Lines containing the word "contract" are to be counted; state their number and nothing further.

** begin **

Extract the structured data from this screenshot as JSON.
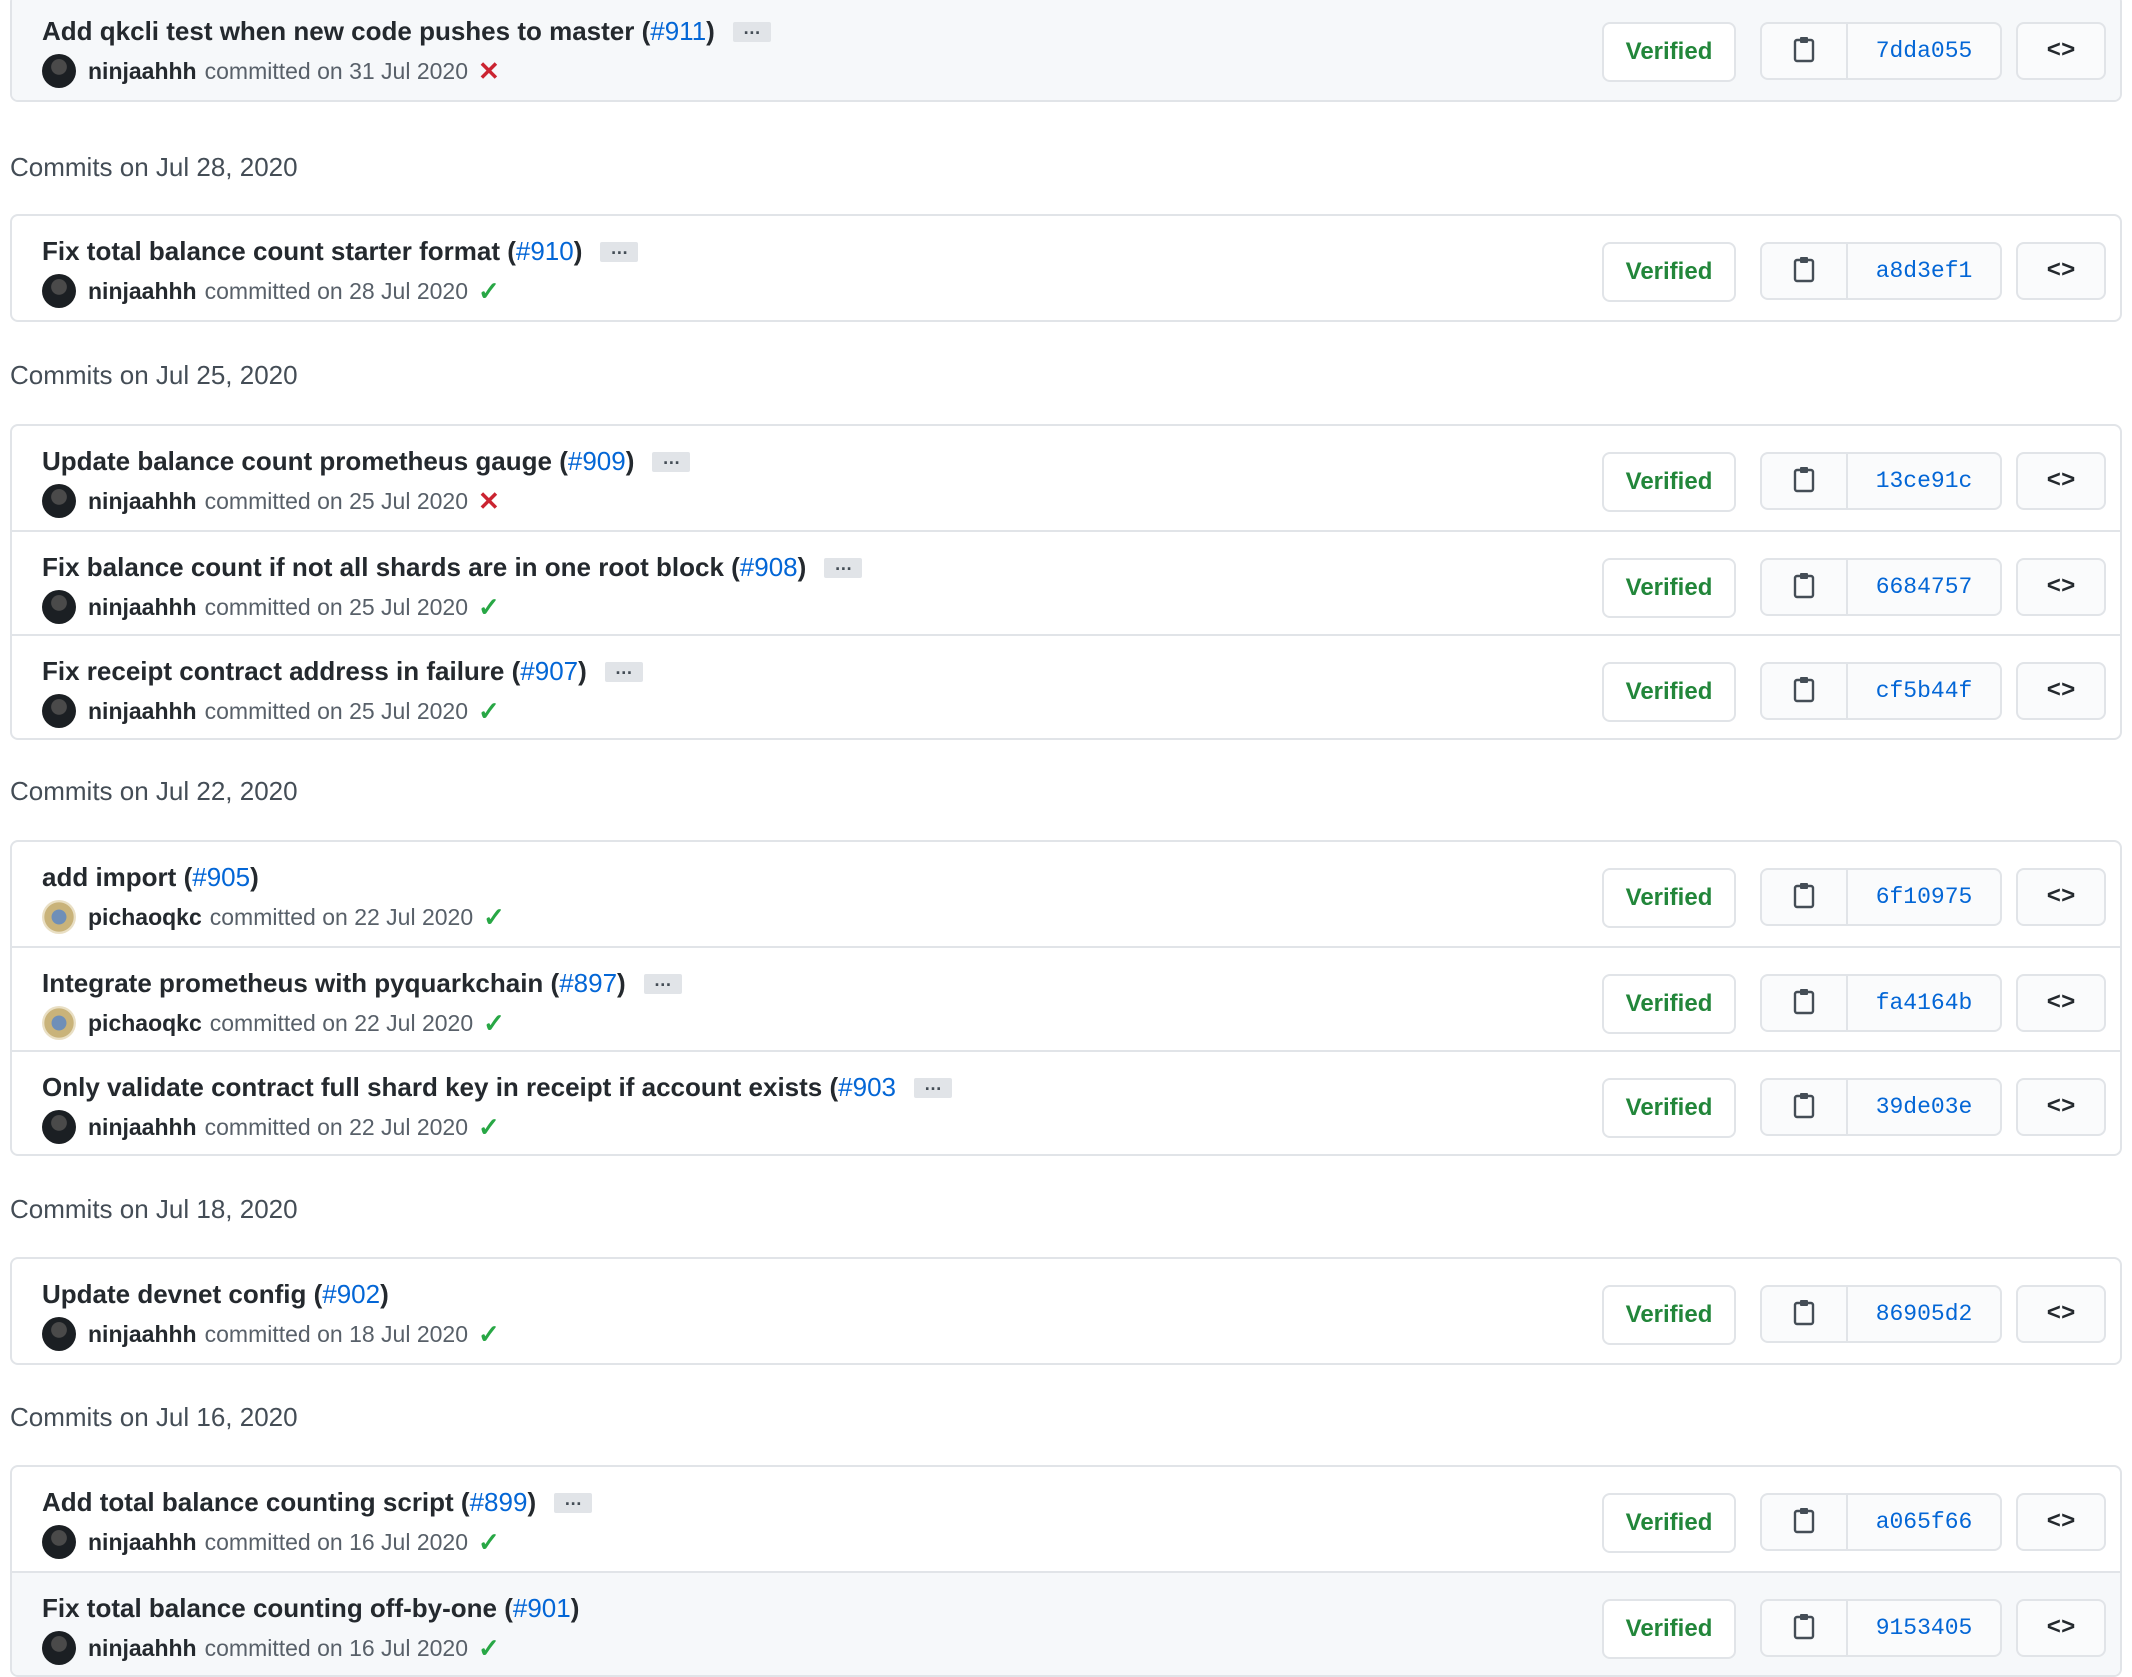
{
  "groups": [
    {
      "header": "",
      "commits": [
        {
          "title": "Add qkcli test when new code pushes to master",
          "pr": "#911",
          "ellipsis": true,
          "author": "ninjaahhh",
          "avatar": "ninja",
          "committed": "committed on 31 Jul 2020",
          "status": "fail",
          "verified": "Verified",
          "sha": "7dda055"
        }
      ]
    },
    {
      "header": "Commits on Jul 28, 2020",
      "commits": [
        {
          "title": "Fix total balance count starter format",
          "pr": "#910",
          "ellipsis": true,
          "author": "ninjaahhh",
          "avatar": "ninja",
          "committed": "committed on 28 Jul 2020",
          "status": "ok",
          "verified": "Verified",
          "sha": "a8d3ef1"
        }
      ]
    },
    {
      "header": "Commits on Jul 25, 2020",
      "commits": [
        {
          "title": "Update balance count prometheus gauge",
          "pr": "#909",
          "ellipsis": true,
          "author": "ninjaahhh",
          "avatar": "ninja",
          "committed": "committed on 25 Jul 2020",
          "status": "fail",
          "verified": "Verified",
          "sha": "13ce91c"
        },
        {
          "title": "Fix balance count if not all shards are in one root block",
          "pr": "#908",
          "ellipsis": true,
          "author": "ninjaahhh",
          "avatar": "ninja",
          "committed": "committed on 25 Jul 2020",
          "status": "ok",
          "verified": "Verified",
          "sha": "6684757"
        },
        {
          "title": "Fix receipt contract address in failure",
          "pr": "#907",
          "ellipsis": true,
          "author": "ninjaahhh",
          "avatar": "ninja",
          "committed": "committed on 25 Jul 2020",
          "status": "ok",
          "verified": "Verified",
          "sha": "cf5b44f"
        }
      ]
    },
    {
      "header": "Commits on Jul 22, 2020",
      "commits": [
        {
          "title": "add import",
          "pr": "#905",
          "ellipsis": false,
          "author": "pichaoqkc",
          "avatar": "pichao",
          "committed": "committed on 22 Jul 2020",
          "status": "ok",
          "verified": "Verified",
          "sha": "6f10975"
        },
        {
          "title": "Integrate prometheus with pyquarkchain",
          "pr": "#897",
          "ellipsis": true,
          "author": "pichaoqkc",
          "avatar": "pichao",
          "committed": "committed on 22 Jul 2020",
          "status": "ok",
          "verified": "Verified",
          "sha": "fa4164b"
        },
        {
          "title": "Only validate contract full shard key in receipt if account exists",
          "pr": "#903",
          "ellipsis": true,
          "no_close_paren": true,
          "author": "ninjaahhh",
          "avatar": "ninja",
          "committed": "committed on 22 Jul 2020",
          "status": "ok",
          "verified": "Verified",
          "sha": "39de03e"
        }
      ]
    },
    {
      "header": "Commits on Jul 18, 2020",
      "commits": [
        {
          "title": "Update devnet config",
          "pr": "#902",
          "ellipsis": false,
          "author": "ninjaahhh",
          "avatar": "ninja",
          "committed": "committed on 18 Jul 2020",
          "status": "ok",
          "verified": "Verified",
          "sha": "86905d2"
        }
      ]
    },
    {
      "header": "Commits on Jul 16, 2020",
      "commits": [
        {
          "title": "Add total balance counting script",
          "pr": "#899",
          "ellipsis": true,
          "author": "ninjaahhh",
          "avatar": "ninja",
          "committed": "committed on 16 Jul 2020",
          "status": "ok",
          "verified": "Verified",
          "sha": "a065f66"
        },
        {
          "title": "Fix total balance counting off-by-one",
          "pr": "#901",
          "ellipsis": false,
          "author": "ninjaahhh",
          "avatar": "ninja",
          "committed": "committed on 16 Jul 2020",
          "status": "ok",
          "verified": "Verified",
          "sha": "9153405"
        }
      ]
    }
  ],
  "icons": {
    "ok": "✓",
    "fail": "✕",
    "ellipsis": "…",
    "browse": "<>"
  },
  "colors": {
    "link": "#0366d6",
    "verified": "#22863a",
    "success": "#28a745",
    "failure": "#cb2431",
    "border": "#e1e4e8"
  }
}
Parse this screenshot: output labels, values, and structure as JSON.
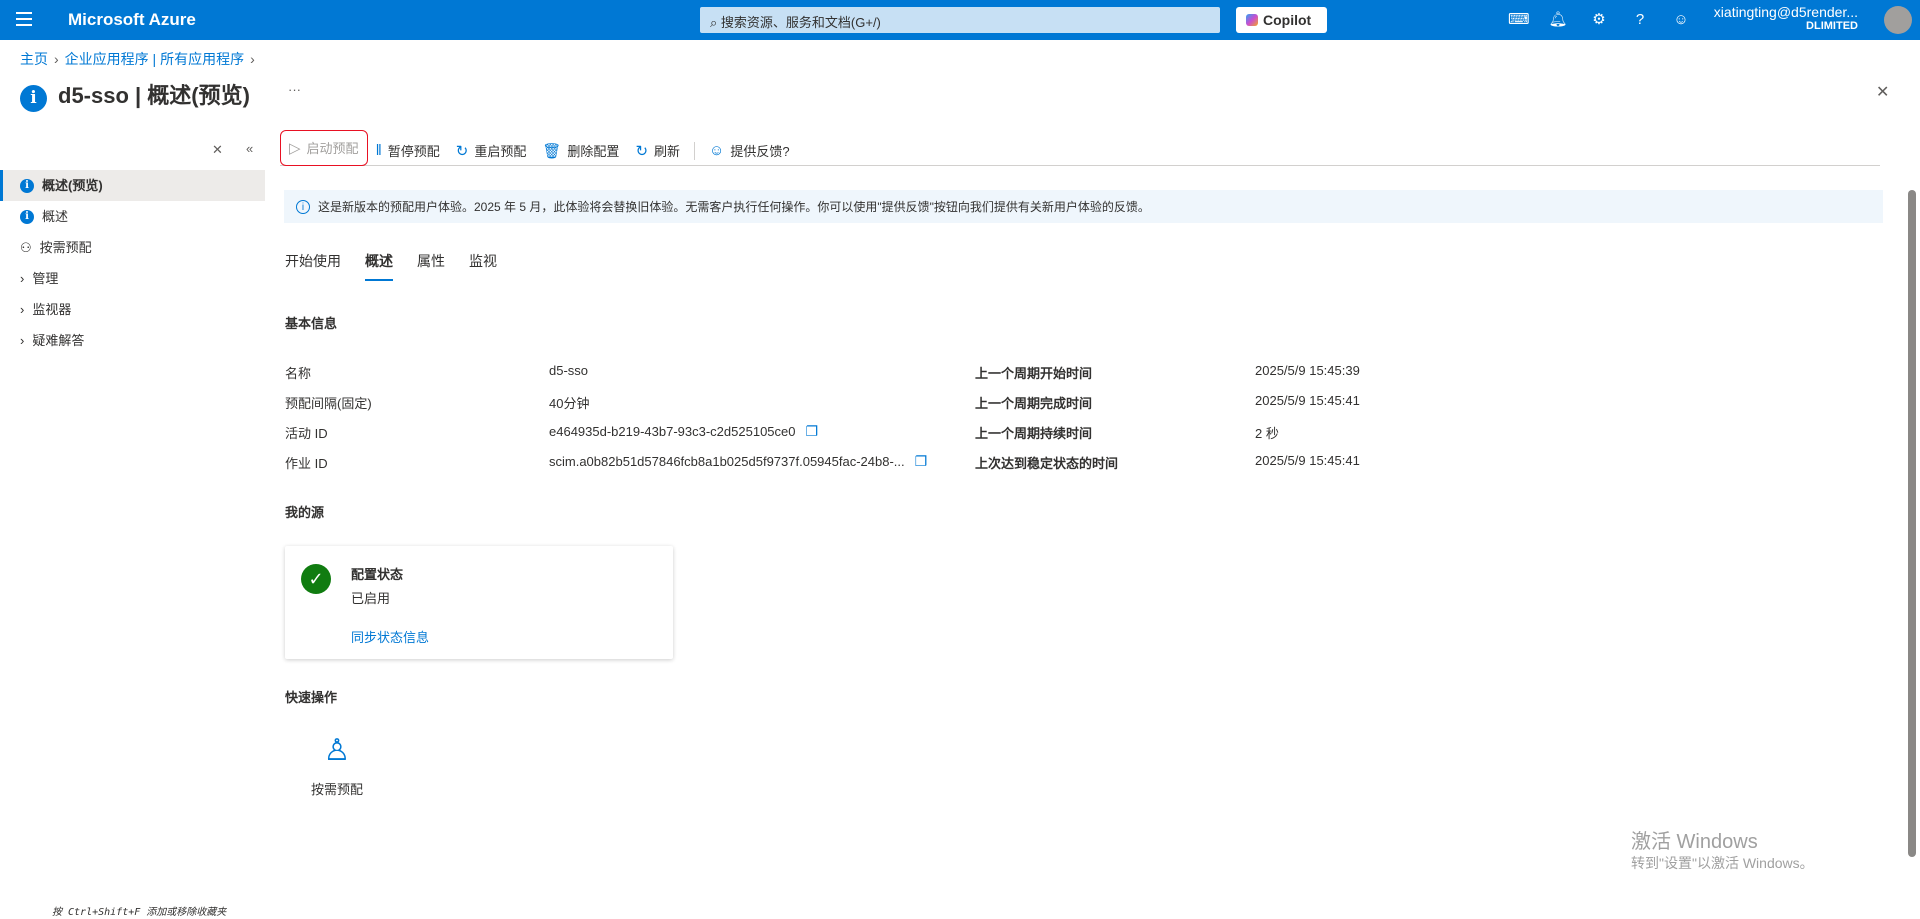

** end **

## ANSWER BELOW
2